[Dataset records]
* Begin *
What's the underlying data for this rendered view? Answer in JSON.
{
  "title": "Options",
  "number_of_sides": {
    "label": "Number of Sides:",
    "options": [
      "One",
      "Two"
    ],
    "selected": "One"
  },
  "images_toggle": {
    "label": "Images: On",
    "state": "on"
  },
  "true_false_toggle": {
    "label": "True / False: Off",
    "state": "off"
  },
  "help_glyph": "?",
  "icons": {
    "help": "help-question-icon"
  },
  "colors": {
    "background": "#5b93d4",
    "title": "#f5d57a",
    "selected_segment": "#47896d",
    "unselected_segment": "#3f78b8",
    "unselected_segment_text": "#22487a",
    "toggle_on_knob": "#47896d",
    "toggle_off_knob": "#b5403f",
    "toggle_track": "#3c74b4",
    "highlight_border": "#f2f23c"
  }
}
* End *
● **DO THIS**
Show every line of the listing in which the string "label" can be found.

● **FULL OUTPUT**
    "label": "Number of Sides:",
    "label": "Images: On",
    "label": "True / False: Off",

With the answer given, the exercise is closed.